--- START ---
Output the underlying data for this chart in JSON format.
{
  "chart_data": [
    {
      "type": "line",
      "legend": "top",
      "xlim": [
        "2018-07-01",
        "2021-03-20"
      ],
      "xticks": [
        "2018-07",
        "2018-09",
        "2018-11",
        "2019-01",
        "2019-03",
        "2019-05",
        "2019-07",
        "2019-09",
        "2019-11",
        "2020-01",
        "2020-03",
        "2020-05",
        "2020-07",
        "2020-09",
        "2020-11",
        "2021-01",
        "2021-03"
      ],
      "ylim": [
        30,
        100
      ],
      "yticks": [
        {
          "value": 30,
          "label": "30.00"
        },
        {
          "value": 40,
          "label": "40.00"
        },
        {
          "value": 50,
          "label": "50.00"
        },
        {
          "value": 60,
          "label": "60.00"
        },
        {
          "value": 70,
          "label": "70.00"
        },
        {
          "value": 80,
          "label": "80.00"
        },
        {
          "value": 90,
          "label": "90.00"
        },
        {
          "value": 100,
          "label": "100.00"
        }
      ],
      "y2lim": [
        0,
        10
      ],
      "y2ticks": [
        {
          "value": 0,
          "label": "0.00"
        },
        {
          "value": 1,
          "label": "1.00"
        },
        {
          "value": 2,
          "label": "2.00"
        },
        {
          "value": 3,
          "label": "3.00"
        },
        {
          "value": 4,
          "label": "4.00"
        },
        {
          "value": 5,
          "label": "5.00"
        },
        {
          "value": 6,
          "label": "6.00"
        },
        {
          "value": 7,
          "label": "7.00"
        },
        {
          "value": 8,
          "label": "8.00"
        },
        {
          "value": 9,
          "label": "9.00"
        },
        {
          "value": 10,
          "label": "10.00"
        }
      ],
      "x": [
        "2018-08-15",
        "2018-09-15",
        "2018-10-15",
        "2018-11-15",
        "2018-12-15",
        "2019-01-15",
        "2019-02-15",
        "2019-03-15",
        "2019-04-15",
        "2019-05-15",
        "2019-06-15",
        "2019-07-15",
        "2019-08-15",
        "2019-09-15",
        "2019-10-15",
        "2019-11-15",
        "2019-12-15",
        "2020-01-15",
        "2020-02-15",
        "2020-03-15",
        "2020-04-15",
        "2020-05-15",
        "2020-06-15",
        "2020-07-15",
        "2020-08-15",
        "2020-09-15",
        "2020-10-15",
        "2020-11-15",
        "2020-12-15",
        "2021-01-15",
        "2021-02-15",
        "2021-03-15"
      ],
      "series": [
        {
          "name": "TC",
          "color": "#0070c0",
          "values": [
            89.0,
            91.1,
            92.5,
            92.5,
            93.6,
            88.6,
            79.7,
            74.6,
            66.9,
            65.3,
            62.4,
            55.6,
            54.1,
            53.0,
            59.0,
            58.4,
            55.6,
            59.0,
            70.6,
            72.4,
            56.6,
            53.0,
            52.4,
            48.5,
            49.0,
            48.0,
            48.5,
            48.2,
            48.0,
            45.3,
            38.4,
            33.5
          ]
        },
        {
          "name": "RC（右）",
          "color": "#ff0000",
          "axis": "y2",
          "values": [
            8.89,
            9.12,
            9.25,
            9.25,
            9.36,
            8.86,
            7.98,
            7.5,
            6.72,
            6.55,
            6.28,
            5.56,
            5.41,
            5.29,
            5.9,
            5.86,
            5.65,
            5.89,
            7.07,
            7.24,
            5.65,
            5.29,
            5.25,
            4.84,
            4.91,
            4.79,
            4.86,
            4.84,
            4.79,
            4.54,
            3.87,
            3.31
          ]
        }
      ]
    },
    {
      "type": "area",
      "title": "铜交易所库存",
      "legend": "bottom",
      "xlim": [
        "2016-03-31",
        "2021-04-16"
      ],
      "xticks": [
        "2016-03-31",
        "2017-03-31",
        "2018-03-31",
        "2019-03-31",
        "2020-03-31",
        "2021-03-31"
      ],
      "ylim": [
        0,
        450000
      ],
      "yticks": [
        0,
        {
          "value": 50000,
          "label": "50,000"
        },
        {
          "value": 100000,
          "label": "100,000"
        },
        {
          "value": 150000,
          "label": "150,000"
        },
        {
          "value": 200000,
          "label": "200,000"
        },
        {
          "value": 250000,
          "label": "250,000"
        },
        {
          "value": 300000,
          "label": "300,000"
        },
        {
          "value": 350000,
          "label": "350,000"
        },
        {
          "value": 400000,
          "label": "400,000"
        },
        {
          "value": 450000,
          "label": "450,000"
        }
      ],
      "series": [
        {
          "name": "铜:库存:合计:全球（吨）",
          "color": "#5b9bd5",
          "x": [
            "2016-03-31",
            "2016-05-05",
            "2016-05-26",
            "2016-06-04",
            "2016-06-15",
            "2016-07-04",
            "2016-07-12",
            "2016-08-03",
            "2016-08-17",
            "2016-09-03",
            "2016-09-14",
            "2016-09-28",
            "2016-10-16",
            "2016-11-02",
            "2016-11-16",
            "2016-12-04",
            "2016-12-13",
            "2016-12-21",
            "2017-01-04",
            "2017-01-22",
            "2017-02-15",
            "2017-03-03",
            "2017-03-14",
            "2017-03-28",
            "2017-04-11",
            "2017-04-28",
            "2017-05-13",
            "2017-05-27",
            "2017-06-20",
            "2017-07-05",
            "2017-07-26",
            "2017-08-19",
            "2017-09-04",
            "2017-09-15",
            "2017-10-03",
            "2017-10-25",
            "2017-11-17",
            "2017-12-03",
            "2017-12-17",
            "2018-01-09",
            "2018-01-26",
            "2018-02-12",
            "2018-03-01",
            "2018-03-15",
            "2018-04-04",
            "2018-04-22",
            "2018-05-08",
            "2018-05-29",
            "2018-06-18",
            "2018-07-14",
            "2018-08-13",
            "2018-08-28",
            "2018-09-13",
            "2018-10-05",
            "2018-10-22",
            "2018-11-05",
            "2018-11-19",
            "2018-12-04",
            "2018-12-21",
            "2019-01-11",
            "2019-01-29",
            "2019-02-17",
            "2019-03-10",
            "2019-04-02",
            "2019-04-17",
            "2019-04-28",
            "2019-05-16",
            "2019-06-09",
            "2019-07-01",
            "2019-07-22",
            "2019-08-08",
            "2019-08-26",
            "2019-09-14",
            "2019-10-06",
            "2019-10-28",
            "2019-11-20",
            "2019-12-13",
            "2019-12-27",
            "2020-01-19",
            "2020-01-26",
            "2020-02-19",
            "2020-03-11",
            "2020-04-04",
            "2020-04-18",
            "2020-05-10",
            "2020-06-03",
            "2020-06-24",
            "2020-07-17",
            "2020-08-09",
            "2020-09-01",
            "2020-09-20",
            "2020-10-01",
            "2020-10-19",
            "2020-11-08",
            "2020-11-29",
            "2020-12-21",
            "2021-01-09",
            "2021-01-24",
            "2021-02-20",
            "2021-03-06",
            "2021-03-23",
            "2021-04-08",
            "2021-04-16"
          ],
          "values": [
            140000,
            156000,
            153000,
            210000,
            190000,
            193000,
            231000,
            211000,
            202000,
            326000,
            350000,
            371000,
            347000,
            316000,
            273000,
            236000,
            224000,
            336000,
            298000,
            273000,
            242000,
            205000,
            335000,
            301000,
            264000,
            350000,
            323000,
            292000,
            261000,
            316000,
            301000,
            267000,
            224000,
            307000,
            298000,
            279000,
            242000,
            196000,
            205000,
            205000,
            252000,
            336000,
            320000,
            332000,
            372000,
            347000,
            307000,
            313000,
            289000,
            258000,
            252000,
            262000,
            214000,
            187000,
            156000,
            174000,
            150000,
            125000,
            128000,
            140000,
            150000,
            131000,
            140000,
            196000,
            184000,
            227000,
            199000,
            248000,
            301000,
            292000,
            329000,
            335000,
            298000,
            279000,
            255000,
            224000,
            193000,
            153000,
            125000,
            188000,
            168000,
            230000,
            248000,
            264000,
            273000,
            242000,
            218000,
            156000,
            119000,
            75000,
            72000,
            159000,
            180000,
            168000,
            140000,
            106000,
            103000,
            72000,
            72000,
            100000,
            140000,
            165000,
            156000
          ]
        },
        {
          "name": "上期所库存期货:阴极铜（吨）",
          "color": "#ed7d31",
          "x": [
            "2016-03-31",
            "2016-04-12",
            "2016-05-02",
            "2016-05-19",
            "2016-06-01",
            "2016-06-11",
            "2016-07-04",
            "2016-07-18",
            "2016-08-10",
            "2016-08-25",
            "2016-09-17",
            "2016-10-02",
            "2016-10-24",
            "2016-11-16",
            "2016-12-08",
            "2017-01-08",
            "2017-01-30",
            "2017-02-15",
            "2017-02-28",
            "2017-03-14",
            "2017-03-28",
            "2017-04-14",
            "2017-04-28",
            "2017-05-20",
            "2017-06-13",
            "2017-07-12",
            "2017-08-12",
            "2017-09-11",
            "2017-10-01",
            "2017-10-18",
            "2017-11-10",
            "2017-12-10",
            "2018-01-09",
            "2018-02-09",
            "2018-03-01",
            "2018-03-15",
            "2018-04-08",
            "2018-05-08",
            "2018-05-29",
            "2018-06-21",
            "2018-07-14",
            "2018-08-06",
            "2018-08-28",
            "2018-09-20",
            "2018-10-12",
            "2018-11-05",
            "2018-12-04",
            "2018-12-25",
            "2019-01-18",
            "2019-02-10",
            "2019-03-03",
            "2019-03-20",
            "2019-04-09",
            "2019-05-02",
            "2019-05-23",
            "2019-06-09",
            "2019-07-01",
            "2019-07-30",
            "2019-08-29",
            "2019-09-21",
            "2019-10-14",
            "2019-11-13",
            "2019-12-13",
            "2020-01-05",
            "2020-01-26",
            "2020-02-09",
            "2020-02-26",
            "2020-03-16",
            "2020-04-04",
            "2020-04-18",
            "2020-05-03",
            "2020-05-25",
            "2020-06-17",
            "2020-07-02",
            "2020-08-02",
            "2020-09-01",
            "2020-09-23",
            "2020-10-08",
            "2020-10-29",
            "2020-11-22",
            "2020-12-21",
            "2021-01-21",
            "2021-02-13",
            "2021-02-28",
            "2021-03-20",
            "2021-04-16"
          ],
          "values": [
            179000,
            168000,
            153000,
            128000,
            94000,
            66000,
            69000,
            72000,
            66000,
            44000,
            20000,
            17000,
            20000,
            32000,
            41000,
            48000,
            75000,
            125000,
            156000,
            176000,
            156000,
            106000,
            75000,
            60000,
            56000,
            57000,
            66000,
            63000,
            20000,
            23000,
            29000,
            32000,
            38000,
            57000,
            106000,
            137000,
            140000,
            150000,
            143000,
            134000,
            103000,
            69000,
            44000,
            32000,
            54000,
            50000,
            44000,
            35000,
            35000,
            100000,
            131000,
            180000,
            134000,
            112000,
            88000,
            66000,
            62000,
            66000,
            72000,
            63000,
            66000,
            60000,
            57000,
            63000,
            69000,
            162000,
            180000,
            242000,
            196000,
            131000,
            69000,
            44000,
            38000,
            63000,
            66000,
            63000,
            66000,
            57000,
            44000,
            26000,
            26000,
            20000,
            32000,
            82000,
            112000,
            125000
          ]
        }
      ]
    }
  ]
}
--- END ---
Work to complete:
Find each line with the string "name" and copy it out.

Worked solution:
          "name": "TC",
          "name": "RC（右）",
          "name": "铜:库存:合计:全球（吨）",
          "name": "上期所库存期货:阴极铜（吨）",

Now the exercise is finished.